**Work to complete**
Scan the data below and pick out the lines containing the word "What".

**Extracted material**
::::::

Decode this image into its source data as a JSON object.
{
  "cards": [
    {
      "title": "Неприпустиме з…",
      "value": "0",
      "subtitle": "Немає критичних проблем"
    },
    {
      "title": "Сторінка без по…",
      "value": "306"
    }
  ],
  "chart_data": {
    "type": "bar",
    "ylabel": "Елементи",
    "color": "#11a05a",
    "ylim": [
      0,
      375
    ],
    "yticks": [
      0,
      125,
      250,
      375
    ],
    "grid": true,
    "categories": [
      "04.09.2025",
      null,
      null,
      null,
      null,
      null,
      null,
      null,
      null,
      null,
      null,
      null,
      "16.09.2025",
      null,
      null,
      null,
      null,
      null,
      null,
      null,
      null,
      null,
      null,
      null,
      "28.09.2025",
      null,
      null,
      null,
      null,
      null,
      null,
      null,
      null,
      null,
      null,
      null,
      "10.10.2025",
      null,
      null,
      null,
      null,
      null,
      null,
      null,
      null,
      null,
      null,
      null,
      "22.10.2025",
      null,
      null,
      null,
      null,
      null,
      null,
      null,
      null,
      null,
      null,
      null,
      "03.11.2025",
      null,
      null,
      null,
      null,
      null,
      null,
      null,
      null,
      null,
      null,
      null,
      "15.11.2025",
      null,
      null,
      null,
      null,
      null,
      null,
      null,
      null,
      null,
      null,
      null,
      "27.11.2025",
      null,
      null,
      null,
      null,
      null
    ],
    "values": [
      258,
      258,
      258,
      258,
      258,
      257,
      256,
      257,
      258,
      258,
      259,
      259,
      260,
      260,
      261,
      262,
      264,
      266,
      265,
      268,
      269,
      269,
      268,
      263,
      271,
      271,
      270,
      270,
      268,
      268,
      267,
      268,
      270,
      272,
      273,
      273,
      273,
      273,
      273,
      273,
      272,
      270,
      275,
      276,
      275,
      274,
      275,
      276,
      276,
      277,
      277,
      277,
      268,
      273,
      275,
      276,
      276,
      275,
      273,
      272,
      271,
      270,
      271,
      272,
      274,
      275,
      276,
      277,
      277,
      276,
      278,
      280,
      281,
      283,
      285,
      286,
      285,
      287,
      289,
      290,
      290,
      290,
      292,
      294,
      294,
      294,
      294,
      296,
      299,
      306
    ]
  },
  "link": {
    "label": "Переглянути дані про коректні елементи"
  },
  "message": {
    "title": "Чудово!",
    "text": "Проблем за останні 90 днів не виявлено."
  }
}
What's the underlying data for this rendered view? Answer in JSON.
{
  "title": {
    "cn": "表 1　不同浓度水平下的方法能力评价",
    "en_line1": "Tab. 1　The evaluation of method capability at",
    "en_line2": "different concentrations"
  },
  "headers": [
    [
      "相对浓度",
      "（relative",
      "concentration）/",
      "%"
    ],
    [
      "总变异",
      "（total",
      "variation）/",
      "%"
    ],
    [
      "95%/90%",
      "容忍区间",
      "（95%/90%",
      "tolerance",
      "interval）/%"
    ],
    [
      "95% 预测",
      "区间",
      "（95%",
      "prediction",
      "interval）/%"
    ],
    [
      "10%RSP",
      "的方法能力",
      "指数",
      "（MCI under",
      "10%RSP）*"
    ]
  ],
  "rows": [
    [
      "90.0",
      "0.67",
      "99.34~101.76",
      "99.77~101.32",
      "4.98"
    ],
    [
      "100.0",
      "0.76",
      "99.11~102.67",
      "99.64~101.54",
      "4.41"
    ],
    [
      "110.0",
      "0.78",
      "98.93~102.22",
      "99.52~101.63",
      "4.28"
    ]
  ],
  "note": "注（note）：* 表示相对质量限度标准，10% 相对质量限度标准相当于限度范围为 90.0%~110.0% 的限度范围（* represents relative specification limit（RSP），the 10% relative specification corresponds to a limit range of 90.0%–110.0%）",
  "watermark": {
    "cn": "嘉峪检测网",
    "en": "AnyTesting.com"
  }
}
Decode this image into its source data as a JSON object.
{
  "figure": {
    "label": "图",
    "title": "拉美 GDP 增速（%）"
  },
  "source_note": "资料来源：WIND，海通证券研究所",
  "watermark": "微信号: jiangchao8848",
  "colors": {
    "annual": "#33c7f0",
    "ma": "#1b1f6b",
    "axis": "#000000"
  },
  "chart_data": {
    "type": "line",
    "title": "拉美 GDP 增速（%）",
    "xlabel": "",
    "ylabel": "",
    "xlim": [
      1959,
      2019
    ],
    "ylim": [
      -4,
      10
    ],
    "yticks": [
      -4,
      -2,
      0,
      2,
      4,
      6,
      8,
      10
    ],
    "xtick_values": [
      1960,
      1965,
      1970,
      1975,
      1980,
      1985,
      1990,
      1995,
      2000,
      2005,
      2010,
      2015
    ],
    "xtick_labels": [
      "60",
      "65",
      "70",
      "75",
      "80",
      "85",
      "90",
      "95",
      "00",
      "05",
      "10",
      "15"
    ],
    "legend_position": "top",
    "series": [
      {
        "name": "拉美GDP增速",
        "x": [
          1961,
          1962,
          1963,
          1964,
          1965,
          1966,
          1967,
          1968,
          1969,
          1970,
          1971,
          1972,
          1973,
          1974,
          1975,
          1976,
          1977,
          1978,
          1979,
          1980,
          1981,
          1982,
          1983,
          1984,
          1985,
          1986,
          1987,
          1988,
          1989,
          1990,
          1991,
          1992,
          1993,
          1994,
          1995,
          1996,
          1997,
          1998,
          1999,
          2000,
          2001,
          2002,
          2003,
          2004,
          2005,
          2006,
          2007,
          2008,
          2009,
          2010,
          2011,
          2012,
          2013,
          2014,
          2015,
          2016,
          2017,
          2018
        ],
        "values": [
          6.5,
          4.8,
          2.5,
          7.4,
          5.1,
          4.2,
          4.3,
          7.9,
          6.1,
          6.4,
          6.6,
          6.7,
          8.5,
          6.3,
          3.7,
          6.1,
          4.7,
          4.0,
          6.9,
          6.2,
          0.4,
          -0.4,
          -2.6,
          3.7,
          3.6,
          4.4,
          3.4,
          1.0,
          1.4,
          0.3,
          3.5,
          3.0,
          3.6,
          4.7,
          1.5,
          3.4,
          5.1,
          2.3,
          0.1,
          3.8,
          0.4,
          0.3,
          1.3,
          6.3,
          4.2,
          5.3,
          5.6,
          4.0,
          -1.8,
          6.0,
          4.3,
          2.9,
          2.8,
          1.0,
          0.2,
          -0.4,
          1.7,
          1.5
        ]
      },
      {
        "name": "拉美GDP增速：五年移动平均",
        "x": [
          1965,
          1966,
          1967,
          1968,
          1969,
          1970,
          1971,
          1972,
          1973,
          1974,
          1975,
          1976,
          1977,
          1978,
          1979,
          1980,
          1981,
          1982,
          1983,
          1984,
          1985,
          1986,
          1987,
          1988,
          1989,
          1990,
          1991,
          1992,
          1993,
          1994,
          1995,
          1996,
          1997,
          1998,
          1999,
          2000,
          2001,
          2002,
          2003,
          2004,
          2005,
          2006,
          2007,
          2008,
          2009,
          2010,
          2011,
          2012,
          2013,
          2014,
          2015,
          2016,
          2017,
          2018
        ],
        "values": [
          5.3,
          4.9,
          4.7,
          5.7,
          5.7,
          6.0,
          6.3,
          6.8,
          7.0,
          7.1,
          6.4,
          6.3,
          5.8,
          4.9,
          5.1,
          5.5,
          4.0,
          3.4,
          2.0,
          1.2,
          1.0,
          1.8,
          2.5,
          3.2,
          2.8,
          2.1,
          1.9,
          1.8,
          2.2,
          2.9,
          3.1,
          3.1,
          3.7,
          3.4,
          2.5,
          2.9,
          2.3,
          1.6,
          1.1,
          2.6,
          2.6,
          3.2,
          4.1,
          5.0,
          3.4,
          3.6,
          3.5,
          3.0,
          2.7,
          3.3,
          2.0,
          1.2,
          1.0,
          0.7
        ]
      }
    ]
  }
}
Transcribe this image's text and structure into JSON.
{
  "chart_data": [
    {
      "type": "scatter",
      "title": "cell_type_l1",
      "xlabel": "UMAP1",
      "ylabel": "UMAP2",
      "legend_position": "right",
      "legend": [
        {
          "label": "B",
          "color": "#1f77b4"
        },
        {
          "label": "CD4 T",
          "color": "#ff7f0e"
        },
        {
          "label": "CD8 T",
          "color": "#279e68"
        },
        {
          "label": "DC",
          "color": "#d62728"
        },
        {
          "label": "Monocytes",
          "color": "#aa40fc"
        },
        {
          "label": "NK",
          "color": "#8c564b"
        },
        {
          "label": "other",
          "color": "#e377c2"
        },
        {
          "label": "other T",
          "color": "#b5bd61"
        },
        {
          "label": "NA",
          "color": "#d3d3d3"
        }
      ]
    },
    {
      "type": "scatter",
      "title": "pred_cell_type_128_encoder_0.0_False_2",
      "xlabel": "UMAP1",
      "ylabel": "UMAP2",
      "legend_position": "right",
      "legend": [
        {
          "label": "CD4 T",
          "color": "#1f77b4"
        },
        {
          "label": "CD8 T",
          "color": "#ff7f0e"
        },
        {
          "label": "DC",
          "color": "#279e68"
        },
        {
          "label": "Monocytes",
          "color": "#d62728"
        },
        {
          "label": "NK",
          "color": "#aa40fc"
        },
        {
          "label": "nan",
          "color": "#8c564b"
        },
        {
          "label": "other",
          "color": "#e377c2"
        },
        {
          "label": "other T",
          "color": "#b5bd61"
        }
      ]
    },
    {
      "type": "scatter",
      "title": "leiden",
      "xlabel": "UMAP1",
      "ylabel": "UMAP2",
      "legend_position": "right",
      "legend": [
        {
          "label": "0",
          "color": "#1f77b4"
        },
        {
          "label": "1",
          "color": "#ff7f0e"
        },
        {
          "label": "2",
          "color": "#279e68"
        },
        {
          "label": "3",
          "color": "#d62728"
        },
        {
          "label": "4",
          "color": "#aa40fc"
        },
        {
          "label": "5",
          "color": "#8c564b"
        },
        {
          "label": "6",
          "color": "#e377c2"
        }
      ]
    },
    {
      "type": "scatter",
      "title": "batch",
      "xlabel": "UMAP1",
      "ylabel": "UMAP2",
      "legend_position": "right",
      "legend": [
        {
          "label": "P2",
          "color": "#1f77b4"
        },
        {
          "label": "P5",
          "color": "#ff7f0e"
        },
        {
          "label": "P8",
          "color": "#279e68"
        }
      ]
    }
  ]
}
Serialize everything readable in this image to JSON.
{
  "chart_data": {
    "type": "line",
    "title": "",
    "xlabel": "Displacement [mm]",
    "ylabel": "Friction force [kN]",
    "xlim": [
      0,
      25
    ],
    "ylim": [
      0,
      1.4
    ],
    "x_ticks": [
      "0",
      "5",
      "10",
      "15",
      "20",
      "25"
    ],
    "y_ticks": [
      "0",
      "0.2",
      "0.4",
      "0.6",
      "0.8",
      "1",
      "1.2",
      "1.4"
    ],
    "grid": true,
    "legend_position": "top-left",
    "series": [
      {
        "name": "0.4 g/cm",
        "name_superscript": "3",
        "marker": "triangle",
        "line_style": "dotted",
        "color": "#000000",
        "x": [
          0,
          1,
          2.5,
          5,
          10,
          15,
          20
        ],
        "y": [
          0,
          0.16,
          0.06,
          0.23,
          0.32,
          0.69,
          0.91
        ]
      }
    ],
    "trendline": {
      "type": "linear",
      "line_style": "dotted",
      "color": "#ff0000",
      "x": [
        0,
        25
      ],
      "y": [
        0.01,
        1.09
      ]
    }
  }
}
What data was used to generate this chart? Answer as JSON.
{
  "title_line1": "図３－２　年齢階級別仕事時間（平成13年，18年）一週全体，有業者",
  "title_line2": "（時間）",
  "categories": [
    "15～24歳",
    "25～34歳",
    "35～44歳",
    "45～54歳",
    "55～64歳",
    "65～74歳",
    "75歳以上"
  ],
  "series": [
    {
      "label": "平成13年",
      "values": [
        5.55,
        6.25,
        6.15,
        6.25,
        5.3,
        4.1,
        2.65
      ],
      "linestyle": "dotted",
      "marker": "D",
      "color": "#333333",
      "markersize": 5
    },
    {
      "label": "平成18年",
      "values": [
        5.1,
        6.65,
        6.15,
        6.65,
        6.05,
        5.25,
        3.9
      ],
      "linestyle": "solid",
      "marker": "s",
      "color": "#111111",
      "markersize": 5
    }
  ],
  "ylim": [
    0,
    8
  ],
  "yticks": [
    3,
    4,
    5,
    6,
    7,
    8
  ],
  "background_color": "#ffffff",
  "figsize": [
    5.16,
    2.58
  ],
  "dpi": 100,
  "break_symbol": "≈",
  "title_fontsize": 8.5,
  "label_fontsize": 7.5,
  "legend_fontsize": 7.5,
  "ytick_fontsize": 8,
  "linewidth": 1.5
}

::::::

**Expected answer**
What's the underlying data for this rendered view? Answer in JSON.
What data was used to generate this chart? Answer as JSON.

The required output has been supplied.